_WHAT YOU HAVE TO DO_
Which lines hold the word "Cube"? Copy each of them from the material.

(Stored data)

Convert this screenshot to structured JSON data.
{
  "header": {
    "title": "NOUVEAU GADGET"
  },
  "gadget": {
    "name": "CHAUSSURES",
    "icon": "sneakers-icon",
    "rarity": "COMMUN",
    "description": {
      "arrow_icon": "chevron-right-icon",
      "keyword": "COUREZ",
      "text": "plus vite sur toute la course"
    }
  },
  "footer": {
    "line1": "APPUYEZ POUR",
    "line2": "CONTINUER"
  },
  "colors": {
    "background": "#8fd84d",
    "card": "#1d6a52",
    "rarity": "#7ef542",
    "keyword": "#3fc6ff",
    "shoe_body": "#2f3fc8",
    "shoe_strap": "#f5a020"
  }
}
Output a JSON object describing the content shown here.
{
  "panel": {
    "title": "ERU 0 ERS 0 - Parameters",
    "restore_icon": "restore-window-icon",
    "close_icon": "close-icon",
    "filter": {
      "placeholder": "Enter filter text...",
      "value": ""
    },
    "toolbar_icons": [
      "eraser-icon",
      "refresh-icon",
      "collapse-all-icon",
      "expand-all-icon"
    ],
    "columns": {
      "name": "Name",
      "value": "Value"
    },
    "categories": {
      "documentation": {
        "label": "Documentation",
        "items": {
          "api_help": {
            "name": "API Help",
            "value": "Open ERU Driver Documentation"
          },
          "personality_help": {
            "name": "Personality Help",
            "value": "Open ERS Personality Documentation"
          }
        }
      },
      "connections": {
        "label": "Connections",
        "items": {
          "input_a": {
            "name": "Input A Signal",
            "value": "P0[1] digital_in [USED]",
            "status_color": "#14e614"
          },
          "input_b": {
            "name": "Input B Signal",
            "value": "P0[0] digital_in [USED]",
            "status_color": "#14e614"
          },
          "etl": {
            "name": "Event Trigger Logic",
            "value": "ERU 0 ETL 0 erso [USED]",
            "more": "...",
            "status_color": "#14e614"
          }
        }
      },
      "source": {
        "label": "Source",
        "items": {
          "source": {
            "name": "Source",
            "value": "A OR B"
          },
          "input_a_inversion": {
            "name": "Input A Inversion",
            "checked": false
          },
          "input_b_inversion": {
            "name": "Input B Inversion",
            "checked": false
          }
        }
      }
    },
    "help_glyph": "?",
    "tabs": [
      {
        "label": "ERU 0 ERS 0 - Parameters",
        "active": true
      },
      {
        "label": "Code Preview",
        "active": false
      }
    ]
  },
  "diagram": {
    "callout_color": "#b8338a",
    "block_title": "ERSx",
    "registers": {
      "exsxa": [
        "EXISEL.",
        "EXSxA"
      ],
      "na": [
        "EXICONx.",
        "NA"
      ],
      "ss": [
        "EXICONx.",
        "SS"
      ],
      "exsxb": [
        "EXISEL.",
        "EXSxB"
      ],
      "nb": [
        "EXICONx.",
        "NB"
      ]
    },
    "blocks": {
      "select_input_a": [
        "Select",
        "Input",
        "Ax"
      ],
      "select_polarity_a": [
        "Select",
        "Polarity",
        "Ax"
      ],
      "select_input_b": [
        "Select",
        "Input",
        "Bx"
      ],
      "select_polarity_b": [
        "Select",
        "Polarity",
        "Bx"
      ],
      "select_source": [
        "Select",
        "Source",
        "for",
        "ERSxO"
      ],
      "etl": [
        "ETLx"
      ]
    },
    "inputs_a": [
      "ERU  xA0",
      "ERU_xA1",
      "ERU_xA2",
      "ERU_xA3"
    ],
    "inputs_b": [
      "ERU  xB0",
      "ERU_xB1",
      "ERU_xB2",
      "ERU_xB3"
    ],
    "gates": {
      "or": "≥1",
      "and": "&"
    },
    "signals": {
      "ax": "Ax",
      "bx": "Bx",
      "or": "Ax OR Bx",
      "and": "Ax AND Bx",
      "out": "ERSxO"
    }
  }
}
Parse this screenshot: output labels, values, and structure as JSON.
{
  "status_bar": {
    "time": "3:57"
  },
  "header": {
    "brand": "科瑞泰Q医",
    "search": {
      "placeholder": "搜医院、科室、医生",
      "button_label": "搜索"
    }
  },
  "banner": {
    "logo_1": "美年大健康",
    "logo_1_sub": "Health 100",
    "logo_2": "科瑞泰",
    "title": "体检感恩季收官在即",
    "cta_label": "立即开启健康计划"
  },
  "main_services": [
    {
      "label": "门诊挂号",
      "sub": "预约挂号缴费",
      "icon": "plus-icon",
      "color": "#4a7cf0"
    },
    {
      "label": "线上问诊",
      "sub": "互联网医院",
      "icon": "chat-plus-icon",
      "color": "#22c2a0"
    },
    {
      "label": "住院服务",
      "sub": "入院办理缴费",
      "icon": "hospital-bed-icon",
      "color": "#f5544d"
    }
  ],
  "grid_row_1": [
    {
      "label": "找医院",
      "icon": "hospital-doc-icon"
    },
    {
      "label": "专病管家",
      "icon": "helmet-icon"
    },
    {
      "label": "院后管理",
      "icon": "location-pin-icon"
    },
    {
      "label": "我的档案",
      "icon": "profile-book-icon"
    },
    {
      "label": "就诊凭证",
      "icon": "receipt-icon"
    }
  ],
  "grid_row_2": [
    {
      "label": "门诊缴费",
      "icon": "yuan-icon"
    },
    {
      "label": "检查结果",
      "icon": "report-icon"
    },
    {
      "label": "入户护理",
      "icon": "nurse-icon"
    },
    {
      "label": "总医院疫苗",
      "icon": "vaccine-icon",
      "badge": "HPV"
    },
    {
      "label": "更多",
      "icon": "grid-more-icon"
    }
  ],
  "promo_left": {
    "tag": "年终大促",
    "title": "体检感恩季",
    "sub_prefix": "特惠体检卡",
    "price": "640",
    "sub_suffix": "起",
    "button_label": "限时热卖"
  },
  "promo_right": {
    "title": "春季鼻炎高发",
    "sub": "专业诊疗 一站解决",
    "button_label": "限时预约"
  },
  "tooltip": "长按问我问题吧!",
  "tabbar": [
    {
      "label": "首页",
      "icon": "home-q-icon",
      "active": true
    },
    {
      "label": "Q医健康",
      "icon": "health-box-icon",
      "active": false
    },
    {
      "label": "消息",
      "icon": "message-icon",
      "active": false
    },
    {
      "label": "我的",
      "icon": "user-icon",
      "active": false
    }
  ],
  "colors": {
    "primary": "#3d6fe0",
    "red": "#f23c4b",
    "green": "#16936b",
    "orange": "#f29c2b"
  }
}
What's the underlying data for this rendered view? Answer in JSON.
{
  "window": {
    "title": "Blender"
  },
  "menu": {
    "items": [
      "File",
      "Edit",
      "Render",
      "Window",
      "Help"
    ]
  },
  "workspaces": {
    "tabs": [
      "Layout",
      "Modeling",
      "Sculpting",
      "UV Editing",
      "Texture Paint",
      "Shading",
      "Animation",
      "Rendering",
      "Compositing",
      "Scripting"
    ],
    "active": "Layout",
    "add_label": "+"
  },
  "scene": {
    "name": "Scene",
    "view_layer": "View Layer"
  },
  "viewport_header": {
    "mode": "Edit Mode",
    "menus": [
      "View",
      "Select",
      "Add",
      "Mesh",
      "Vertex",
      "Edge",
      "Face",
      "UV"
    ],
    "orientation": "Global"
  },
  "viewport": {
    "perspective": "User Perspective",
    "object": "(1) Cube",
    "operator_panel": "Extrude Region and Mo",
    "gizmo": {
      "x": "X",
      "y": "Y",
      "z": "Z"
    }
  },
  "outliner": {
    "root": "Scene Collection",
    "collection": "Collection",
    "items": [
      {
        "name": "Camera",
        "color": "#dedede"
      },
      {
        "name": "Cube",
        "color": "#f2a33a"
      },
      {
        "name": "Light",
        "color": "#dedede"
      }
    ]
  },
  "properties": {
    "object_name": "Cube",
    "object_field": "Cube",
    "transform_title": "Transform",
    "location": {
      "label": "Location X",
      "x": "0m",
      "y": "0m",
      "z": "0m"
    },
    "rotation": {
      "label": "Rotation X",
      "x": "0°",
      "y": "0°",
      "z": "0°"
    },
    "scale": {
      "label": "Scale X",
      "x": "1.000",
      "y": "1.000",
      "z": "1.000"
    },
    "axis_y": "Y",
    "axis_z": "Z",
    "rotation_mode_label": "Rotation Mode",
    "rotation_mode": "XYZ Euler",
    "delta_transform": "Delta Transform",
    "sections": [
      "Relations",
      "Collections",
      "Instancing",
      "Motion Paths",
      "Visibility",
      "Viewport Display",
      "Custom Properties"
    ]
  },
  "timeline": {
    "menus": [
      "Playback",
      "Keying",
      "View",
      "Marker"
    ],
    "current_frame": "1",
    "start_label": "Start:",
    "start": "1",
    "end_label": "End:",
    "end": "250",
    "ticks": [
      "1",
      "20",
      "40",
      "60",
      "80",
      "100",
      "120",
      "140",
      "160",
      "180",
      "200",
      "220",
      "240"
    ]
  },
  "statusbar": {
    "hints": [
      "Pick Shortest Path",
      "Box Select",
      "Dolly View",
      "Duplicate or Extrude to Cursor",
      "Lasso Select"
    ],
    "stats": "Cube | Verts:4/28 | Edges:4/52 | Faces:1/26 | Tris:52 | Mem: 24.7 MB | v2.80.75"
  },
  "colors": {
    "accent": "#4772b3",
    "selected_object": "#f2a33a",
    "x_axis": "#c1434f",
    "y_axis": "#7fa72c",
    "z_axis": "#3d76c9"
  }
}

_EXERCISE SOLUTION_
    "object": "(1) Cube",
        "name": "Cube",
    "object_name": "Cube",
    "object_field": "Cube",
    "stats": "Cube | Verts:4/28 | Edges:4/52 | Faces:1/26 | Tris:52 | Mem: 24.7 MB | v2.80.75"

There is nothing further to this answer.